What you have to do: Repeat the listing in full, exactly as it stands.

Entries provided:
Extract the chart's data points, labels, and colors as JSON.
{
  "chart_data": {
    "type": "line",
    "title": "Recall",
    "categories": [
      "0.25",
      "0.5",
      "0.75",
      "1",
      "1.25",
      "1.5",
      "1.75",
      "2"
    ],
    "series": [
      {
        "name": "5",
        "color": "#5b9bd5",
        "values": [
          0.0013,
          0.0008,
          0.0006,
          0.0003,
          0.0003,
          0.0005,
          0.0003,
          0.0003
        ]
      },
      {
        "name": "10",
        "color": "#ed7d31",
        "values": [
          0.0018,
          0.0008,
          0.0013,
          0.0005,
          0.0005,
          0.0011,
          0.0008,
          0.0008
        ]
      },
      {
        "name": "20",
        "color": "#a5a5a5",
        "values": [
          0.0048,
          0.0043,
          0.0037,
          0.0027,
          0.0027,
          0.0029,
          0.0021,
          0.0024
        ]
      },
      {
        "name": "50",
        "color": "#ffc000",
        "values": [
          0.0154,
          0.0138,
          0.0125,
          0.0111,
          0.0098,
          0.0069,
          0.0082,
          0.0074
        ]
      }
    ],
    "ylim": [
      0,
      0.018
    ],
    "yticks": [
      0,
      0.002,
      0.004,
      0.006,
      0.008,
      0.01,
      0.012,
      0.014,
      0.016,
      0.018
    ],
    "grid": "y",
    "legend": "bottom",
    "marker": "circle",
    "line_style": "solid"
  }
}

Exercise output:
Extract the chart's data points, labels, and colors as JSON.
{
  "chart_data": {
    "type": "line",
    "title": "Recall",
    "categories": [
      "0.25",
      "0.5",
      "0.75",
      "1",
      "1.25",
      "1.5",
      "1.75",
      "2"
    ],
    "series": [
      {
        "name": "5",
        "color": "#5b9bd5",
        "values": [
          0.0013,
          0.0008,
          0.0006,
          0.0003,
          0.0003,
          0.0005,
          0.0003,
          0.0003
        ]
      },
      {
        "name": "10",
        "color": "#ed7d31",
        "values": [
          0.0018,
          0.0008,
          0.0013,
          0.0005,
          0.0005,
          0.0011,
          0.0008,
          0.0008
        ]
      },
      {
        "name": "20",
        "color": "#a5a5a5",
        "values": [
          0.0048,
          0.0043,
          0.0037,
          0.0027,
          0.0027,
          0.0029,
          0.0021,
          0.0024
        ]
      },
      {
        "name": "50",
        "color": "#ffc000",
        "values": [
          0.0154,
          0.0138,
          0.0125,
          0.0111,
          0.0098,
          0.0069,
          0.0082,
          0.0074
        ]
      }
    ],
    "ylim": [
      0,
      0.018
    ],
    "yticks": [
      0,
      0.002,
      0.004,
      0.006,
      0.008,
      0.01,
      0.012,
      0.014,
      0.016,
      0.018
    ],
    "grid": "y",
    "legend": "bottom",
    "marker": "circle",
    "line_style": "solid"
  }
}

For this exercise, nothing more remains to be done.